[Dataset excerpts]
· · · · ·

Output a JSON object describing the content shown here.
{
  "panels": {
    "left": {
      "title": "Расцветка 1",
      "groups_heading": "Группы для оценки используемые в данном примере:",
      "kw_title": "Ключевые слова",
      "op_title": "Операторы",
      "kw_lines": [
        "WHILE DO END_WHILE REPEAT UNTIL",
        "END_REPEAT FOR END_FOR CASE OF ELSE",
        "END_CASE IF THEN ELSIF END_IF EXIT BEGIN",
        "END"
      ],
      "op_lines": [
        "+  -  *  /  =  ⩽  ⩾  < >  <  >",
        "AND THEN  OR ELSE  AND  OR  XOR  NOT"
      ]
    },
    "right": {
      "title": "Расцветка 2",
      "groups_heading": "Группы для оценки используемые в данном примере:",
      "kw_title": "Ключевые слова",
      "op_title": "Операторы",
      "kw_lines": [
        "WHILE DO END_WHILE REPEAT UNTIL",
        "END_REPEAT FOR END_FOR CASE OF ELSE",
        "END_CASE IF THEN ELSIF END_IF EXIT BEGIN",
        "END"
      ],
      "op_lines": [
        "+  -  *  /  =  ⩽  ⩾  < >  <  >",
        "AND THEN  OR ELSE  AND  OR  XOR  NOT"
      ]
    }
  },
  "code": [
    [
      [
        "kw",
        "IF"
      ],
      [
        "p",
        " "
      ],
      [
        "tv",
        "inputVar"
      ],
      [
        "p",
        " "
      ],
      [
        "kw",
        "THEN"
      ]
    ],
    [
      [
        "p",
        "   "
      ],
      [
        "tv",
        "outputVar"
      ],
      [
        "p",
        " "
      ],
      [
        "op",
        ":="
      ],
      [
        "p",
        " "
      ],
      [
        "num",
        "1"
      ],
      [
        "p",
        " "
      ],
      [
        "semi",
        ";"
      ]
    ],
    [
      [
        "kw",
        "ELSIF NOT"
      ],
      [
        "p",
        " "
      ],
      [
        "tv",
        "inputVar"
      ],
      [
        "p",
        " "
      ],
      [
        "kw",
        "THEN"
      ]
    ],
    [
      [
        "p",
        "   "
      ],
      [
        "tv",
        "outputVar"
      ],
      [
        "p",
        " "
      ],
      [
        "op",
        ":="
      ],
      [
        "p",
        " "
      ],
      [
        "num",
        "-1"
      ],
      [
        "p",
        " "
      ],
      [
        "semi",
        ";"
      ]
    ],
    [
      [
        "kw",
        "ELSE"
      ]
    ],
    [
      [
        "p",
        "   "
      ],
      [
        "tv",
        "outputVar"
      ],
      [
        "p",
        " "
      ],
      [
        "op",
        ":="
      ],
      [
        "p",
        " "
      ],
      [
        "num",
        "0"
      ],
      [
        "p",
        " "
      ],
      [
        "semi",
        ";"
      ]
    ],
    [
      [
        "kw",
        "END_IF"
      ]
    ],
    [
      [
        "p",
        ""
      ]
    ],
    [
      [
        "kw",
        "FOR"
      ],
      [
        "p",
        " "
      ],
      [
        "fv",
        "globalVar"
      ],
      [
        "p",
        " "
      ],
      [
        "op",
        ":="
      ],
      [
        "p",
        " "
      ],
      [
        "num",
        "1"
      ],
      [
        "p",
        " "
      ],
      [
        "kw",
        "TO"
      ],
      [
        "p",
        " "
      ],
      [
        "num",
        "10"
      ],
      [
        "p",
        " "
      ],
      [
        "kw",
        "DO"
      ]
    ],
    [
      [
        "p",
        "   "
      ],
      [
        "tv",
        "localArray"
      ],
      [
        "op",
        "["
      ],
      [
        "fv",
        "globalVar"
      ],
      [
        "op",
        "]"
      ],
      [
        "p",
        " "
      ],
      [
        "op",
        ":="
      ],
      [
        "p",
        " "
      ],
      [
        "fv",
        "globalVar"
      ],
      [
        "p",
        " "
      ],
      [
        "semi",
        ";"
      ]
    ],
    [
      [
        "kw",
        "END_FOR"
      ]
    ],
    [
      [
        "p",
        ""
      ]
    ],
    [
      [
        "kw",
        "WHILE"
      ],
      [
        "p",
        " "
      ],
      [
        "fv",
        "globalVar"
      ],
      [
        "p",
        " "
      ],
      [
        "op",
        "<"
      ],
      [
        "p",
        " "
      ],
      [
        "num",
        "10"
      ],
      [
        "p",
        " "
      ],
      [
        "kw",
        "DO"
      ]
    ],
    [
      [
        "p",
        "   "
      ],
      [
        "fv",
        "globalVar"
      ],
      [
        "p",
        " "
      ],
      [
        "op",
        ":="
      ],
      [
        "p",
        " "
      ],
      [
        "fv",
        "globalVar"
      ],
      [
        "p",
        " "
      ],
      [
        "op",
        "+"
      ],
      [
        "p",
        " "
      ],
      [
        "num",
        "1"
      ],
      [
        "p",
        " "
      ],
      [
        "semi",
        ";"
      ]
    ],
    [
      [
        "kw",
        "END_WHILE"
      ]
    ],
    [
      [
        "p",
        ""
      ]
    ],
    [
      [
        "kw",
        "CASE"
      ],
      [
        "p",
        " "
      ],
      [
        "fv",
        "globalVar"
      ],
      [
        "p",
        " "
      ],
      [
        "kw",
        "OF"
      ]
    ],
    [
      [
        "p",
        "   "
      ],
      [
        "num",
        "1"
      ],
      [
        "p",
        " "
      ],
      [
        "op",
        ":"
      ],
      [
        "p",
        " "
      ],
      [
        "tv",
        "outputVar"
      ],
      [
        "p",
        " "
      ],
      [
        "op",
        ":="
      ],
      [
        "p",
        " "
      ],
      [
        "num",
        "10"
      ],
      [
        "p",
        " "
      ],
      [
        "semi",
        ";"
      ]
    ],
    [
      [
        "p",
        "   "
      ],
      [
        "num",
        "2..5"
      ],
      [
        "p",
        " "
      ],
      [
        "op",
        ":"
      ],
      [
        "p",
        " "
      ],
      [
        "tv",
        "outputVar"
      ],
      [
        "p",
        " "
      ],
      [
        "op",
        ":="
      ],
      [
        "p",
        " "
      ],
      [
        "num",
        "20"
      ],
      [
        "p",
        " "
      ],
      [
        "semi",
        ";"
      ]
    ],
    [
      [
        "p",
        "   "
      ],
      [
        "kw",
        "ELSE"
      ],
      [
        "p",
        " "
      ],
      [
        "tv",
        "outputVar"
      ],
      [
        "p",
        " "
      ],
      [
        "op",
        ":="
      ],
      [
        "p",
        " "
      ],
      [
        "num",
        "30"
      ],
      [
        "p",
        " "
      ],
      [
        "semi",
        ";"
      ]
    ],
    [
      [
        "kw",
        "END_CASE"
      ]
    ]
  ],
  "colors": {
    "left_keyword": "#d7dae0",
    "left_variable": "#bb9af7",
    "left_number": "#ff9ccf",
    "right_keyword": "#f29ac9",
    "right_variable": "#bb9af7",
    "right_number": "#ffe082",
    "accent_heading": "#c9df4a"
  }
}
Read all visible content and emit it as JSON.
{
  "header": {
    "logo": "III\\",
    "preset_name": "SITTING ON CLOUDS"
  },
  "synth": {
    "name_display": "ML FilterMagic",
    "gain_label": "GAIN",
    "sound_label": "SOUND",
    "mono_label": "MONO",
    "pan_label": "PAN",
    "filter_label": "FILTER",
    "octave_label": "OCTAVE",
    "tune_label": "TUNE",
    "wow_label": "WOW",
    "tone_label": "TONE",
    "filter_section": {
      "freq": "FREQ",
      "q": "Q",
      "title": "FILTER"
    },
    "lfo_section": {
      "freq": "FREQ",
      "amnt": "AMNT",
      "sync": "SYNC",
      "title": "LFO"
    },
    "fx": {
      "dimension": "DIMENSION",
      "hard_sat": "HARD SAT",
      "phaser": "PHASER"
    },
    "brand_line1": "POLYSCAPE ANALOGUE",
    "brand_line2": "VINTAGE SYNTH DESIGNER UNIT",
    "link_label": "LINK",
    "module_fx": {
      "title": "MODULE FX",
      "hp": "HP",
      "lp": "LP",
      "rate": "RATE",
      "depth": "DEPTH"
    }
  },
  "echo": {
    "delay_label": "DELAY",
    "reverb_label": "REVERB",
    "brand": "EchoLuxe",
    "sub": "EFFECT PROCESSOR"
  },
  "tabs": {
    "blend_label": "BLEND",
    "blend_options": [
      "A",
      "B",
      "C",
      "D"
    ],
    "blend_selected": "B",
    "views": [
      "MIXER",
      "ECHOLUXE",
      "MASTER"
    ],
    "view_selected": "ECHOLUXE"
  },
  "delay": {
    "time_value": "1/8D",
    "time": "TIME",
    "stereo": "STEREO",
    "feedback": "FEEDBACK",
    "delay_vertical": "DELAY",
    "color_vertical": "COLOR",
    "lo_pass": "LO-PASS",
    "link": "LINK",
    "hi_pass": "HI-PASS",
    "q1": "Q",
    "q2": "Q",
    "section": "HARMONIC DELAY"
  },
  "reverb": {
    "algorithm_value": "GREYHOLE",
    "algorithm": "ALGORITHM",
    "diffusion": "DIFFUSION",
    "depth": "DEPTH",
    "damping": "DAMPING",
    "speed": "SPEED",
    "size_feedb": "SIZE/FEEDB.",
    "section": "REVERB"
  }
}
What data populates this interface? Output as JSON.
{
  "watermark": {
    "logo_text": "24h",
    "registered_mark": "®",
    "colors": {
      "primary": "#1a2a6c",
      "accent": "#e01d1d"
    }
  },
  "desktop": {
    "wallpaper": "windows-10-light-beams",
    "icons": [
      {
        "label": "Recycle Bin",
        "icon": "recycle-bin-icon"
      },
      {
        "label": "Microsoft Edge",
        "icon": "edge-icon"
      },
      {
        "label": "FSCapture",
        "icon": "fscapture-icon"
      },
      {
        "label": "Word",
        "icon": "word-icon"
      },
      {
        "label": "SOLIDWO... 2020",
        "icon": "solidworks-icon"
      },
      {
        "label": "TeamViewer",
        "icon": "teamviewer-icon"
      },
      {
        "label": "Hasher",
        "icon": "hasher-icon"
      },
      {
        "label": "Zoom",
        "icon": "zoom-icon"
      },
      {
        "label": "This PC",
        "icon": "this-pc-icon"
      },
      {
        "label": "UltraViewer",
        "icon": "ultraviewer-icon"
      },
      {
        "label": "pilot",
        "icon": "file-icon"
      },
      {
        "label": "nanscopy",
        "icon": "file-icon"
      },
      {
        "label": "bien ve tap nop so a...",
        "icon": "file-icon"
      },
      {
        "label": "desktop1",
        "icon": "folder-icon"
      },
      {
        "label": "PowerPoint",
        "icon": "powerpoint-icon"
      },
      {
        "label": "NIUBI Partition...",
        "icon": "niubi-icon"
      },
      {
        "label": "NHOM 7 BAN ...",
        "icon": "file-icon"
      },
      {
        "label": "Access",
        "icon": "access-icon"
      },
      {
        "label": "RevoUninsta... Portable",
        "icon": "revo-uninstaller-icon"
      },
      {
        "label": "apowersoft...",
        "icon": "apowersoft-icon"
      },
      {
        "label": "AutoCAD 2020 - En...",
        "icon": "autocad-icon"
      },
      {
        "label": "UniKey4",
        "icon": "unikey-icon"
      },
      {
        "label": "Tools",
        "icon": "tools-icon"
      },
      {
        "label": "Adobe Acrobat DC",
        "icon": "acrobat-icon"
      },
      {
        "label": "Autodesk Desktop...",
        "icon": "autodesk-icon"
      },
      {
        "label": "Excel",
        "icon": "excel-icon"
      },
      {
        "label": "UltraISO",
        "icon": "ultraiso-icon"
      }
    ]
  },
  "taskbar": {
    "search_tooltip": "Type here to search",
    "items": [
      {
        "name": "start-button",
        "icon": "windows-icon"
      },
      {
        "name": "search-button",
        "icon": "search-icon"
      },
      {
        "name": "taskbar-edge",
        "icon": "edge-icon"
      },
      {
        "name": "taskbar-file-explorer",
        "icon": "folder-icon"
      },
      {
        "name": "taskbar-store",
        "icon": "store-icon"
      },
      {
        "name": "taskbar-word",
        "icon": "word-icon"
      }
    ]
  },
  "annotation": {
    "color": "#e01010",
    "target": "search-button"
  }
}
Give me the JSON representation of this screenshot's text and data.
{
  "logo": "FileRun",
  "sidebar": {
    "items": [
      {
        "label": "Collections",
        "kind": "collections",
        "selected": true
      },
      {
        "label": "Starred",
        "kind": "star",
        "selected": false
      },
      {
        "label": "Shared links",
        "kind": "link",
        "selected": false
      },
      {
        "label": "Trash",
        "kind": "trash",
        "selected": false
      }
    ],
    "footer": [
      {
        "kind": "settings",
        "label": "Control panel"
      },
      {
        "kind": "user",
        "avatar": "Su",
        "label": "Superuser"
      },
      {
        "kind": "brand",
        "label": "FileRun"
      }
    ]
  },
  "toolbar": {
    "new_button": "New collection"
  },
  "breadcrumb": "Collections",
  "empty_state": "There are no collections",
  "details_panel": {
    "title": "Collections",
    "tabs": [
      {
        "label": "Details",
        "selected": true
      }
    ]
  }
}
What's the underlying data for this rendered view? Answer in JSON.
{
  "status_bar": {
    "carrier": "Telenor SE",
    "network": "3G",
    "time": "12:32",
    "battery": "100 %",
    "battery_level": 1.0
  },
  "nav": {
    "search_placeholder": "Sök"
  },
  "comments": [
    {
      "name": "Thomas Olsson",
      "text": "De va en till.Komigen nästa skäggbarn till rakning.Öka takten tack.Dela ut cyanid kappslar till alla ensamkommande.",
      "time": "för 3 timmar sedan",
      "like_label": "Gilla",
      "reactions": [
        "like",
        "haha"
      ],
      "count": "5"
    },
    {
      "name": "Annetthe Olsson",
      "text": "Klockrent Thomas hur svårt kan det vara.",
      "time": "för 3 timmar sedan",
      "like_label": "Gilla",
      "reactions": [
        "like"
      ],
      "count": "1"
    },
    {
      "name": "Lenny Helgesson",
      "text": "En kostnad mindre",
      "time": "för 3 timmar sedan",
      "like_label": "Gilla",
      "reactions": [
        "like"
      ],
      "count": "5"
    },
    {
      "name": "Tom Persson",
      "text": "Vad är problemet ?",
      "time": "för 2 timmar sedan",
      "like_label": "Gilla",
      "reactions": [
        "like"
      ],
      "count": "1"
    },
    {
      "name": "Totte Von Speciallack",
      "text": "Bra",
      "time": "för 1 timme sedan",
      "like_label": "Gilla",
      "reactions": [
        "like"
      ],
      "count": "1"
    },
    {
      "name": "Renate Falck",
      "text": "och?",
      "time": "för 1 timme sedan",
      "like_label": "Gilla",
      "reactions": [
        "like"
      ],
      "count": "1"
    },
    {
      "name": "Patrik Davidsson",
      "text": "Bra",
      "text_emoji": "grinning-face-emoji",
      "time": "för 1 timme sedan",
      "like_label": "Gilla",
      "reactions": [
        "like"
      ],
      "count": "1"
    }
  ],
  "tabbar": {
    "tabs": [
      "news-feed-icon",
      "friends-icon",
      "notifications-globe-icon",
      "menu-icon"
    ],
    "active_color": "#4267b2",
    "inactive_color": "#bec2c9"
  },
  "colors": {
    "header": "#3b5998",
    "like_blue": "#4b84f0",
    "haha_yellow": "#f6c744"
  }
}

· · · · ·

Find how many lines in the listing contain the word "windows" and give that count alone.

* Final result *
2